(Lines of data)
┌──

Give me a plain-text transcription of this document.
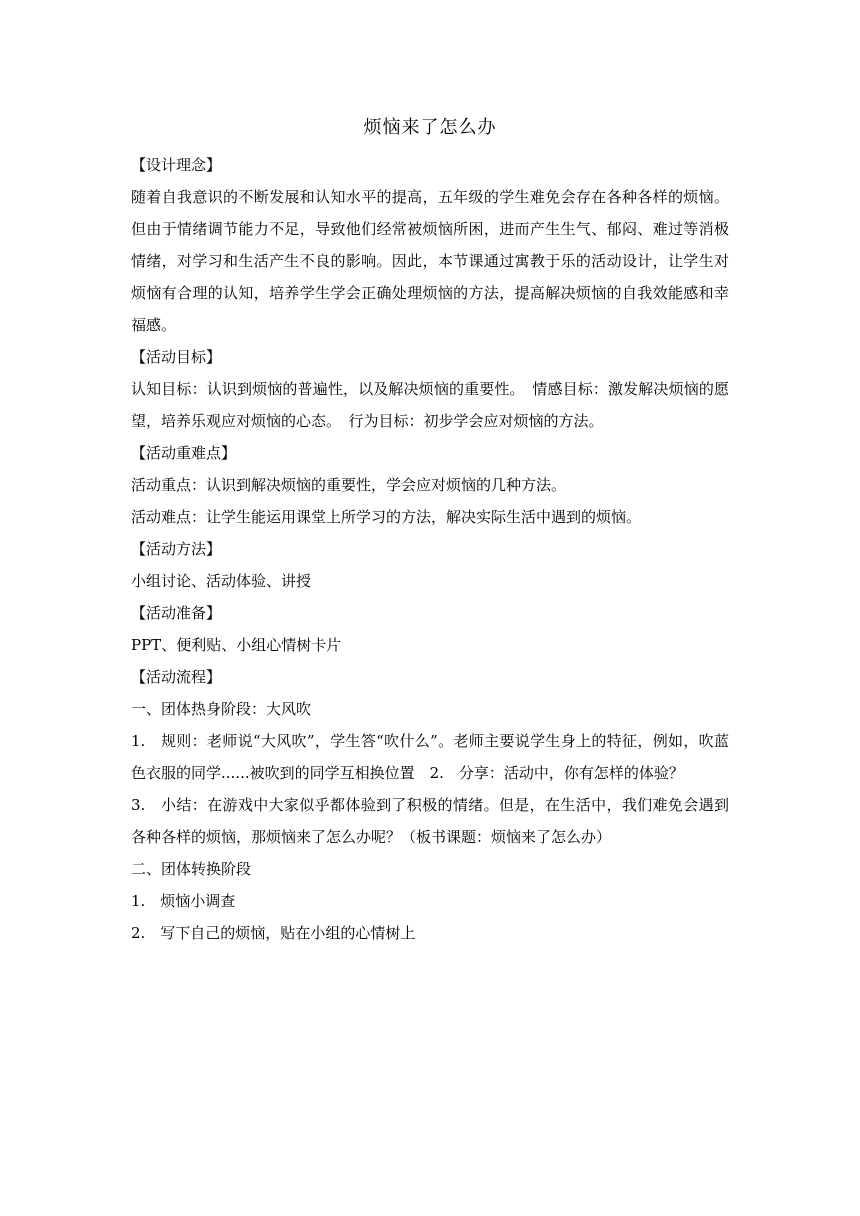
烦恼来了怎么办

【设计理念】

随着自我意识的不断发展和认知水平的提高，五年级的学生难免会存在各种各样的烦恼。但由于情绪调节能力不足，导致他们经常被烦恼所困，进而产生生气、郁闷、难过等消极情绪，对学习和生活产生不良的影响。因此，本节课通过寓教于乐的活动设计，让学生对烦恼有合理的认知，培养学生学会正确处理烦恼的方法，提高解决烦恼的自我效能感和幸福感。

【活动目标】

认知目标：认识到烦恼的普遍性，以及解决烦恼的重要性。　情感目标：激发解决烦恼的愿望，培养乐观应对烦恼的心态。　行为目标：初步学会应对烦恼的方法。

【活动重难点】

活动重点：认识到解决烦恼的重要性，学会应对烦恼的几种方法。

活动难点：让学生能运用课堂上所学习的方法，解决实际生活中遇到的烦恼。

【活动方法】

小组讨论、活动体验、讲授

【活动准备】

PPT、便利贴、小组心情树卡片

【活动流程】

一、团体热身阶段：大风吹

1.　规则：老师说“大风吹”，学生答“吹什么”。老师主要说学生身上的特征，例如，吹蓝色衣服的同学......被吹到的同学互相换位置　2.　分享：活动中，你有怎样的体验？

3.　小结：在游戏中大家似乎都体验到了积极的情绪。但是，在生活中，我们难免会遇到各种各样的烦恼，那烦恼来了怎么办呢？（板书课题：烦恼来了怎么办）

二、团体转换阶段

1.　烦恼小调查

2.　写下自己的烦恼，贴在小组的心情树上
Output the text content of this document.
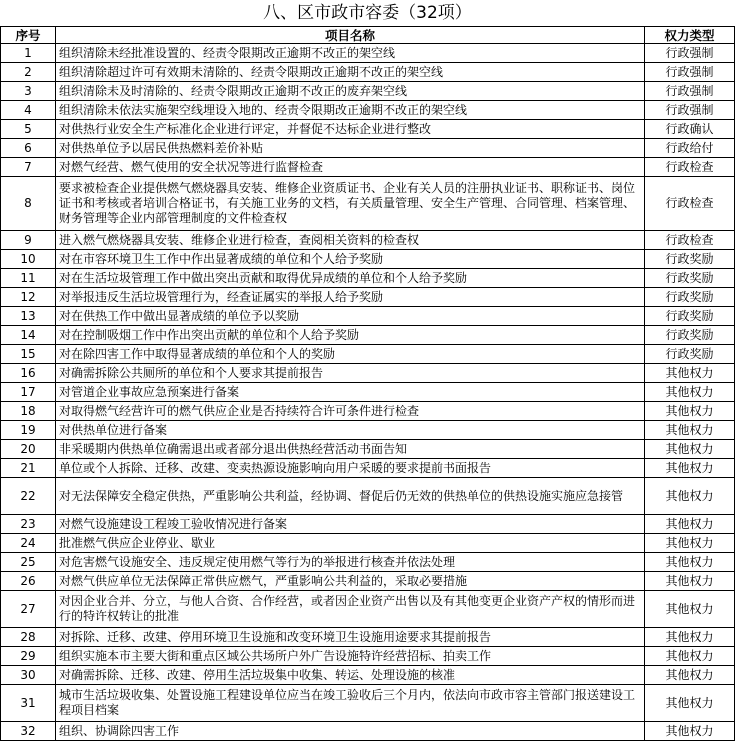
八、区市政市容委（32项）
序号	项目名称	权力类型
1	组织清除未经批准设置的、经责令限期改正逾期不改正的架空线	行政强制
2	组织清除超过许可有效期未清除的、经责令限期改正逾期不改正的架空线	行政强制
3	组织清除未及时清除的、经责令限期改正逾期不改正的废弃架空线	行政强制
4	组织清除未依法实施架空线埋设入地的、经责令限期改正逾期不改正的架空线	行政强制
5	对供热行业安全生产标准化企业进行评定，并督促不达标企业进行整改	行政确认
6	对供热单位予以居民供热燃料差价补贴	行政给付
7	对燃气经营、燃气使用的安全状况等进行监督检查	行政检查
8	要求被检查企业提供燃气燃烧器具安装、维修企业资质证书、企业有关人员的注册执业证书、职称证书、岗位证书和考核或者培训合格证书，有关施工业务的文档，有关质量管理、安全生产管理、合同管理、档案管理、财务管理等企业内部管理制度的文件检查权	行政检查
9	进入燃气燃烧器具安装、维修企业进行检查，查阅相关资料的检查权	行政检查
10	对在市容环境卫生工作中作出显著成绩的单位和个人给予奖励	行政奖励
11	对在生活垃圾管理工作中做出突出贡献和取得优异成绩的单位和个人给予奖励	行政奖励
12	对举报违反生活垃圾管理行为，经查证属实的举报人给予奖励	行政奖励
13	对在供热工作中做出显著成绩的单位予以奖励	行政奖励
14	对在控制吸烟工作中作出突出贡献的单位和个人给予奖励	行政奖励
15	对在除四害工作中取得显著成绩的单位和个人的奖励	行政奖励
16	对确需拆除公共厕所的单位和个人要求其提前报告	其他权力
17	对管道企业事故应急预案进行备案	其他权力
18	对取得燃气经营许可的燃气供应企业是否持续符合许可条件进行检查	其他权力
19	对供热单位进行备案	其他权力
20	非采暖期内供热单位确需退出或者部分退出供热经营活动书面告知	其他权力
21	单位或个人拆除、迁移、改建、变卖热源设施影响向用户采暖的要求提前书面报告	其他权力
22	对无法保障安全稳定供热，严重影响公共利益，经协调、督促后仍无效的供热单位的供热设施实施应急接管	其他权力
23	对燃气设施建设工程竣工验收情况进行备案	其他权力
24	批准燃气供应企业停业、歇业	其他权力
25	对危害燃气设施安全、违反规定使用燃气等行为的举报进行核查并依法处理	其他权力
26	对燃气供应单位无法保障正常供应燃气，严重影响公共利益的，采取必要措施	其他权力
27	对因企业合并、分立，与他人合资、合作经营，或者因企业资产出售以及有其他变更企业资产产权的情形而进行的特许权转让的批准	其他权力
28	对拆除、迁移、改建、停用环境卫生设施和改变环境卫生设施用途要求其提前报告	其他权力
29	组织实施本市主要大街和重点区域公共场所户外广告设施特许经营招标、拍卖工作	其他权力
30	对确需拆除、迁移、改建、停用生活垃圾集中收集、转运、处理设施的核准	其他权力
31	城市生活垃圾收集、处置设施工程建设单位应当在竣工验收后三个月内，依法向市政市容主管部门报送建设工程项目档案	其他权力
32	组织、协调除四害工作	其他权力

└──
┌──

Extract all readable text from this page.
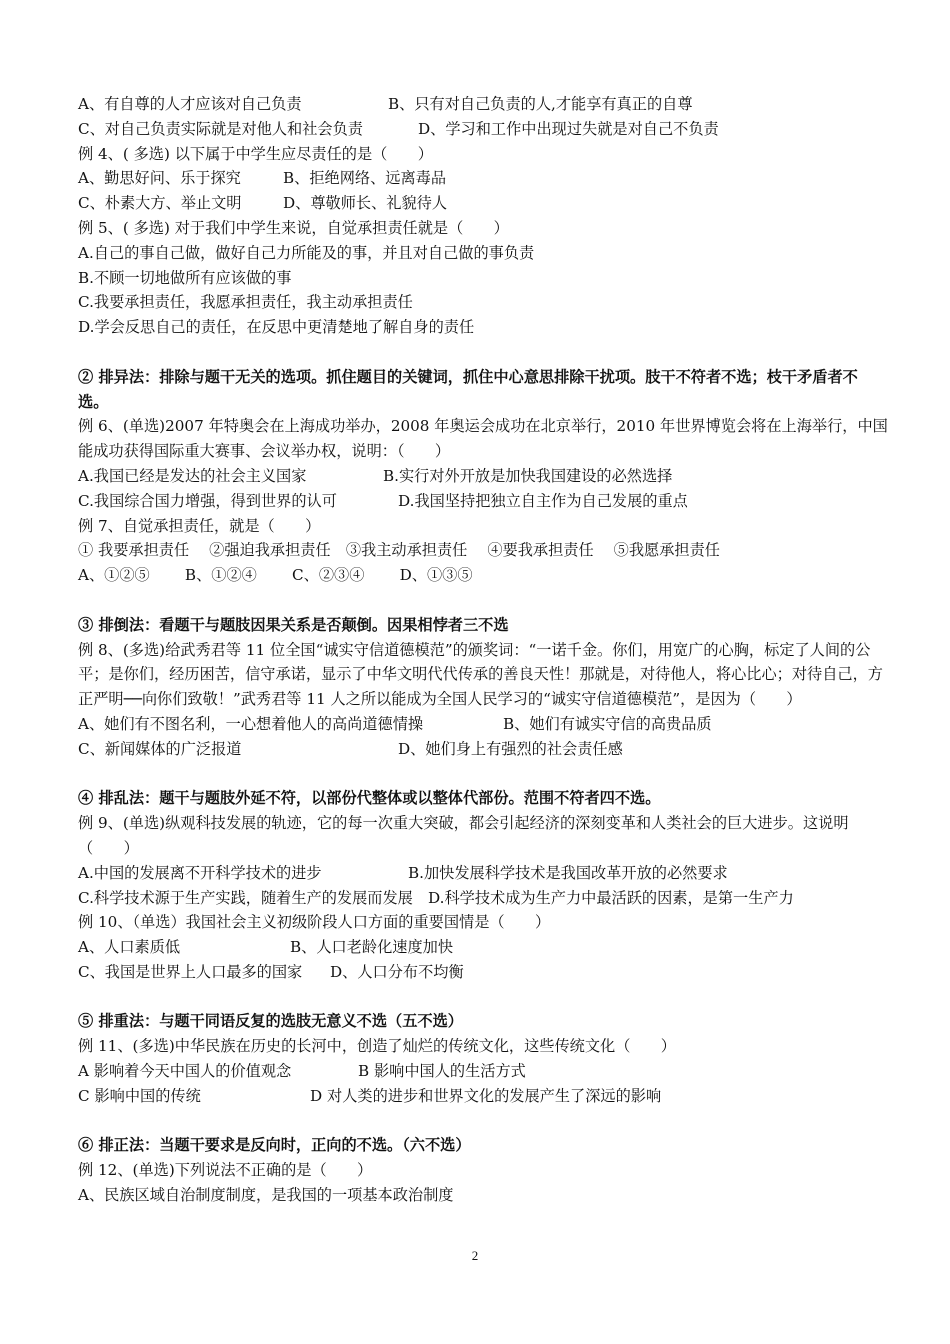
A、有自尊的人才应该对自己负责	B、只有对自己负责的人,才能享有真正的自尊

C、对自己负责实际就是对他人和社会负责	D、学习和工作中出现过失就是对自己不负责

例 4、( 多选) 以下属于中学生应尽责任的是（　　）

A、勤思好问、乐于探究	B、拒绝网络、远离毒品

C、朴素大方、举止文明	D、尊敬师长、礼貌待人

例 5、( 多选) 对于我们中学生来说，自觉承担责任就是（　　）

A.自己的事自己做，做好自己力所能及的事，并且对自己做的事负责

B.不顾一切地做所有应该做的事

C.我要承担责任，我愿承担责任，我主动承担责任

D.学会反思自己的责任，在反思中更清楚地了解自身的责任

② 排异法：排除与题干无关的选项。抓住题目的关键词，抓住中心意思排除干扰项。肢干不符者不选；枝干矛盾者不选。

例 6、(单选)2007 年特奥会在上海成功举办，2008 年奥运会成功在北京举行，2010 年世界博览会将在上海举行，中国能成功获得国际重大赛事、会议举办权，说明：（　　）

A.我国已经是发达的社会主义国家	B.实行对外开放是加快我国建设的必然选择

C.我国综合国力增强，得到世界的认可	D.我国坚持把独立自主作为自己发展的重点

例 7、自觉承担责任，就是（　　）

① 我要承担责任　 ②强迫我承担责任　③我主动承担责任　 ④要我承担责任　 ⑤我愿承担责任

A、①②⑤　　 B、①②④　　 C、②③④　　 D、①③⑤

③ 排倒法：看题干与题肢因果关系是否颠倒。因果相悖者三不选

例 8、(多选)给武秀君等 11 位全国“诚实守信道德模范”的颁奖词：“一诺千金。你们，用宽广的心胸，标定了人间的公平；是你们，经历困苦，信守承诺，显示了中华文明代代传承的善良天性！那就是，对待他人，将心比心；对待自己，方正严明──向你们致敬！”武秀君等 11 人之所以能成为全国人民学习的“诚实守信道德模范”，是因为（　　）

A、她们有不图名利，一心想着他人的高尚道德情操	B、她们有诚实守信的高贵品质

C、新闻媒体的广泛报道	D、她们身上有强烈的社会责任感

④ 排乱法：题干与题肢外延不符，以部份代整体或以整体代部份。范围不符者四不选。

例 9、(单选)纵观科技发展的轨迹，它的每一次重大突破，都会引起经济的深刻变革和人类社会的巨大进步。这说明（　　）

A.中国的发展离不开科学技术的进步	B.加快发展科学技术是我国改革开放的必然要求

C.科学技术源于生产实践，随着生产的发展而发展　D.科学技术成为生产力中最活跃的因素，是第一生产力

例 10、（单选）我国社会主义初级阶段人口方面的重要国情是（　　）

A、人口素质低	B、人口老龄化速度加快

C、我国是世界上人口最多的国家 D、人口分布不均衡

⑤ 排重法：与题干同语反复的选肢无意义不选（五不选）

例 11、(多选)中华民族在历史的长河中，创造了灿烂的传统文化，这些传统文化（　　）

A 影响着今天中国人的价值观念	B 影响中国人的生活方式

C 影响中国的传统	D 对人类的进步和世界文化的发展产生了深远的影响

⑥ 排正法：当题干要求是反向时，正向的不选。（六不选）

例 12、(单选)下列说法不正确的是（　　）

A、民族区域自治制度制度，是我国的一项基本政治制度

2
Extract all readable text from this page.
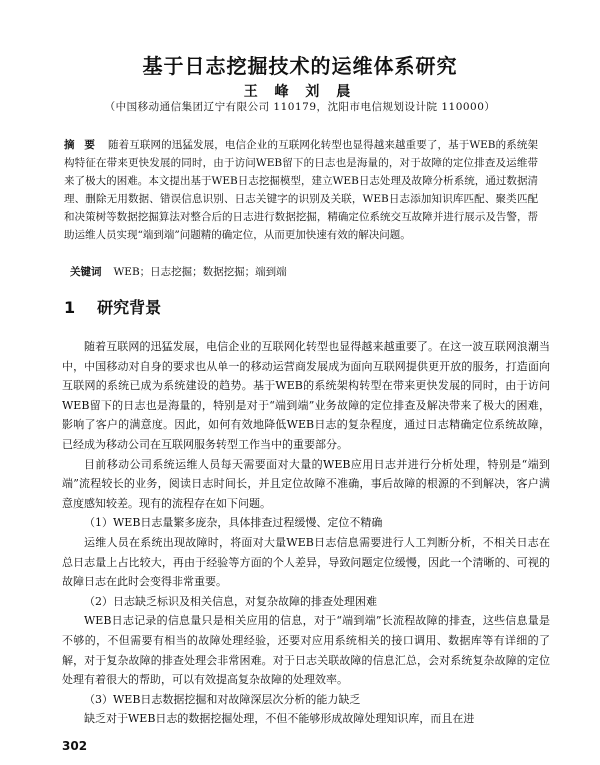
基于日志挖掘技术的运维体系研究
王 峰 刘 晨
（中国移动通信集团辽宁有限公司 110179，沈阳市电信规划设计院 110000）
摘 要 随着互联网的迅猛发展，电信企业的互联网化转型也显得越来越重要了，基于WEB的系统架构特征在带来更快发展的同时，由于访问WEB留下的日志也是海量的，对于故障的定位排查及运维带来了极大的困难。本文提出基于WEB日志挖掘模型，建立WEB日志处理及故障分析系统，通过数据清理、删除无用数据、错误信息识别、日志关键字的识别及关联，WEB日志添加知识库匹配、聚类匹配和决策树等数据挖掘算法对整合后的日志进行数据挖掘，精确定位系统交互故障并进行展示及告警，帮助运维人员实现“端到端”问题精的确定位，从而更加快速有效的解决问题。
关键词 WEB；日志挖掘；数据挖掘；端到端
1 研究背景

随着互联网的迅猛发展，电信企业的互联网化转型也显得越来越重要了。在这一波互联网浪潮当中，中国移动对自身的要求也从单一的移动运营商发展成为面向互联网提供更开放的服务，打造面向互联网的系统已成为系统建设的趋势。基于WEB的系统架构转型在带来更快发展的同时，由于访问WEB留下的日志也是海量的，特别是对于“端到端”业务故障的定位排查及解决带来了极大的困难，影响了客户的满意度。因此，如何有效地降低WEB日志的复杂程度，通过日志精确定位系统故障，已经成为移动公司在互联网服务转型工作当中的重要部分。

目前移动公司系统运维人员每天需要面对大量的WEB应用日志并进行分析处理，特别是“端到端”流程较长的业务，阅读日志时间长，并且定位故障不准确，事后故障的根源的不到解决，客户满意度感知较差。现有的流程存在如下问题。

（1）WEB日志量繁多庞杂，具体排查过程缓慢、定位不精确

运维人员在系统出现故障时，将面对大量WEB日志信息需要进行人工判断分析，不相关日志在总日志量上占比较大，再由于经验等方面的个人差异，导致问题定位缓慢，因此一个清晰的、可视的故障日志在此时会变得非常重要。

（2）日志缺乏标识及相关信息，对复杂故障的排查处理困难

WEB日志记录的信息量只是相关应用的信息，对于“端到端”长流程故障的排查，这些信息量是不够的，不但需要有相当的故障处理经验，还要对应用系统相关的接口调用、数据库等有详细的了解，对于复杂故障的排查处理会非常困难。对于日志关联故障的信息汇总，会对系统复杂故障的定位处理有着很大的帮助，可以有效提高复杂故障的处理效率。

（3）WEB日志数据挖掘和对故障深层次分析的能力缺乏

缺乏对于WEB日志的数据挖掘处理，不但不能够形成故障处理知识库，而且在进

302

└──
┌──

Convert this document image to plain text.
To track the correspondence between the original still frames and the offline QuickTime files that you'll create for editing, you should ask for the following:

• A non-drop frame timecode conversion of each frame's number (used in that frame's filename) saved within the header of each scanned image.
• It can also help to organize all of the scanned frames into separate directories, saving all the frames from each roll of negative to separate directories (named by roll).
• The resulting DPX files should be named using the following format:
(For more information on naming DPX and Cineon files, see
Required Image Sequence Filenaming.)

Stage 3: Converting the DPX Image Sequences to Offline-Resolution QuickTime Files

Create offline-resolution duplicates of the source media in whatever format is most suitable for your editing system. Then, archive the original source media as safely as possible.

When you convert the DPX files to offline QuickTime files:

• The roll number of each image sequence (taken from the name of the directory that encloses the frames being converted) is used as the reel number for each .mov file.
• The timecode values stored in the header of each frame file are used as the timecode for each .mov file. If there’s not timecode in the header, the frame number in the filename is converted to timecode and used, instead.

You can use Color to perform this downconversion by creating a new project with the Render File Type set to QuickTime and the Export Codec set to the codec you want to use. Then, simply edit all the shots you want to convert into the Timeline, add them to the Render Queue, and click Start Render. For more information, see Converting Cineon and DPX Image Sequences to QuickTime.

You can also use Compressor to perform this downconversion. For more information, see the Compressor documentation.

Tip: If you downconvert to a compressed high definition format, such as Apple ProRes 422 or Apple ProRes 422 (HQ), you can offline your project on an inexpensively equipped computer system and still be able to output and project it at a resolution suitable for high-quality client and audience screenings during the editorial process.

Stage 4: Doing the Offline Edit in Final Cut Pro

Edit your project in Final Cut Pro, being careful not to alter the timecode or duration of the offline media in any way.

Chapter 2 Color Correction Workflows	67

└──

WHAT TO DO: Copy out every line of the material above that mentions the word "system".

PROBLEM SOLUTION:
Create offline-resolution duplicates of the source media in whatever format is most suitable for your editing system. Then, archive the original source media as safely as possible.
Tip: If you downconvert to a compressed high definition format, such as Apple ProRes 422 or Apple ProRes 422 (HQ), you can offline your project on an inexpensively equipped computer system and still be able to output and project it at a resolution suitable for high-quality client and audience screenings during the editorial process.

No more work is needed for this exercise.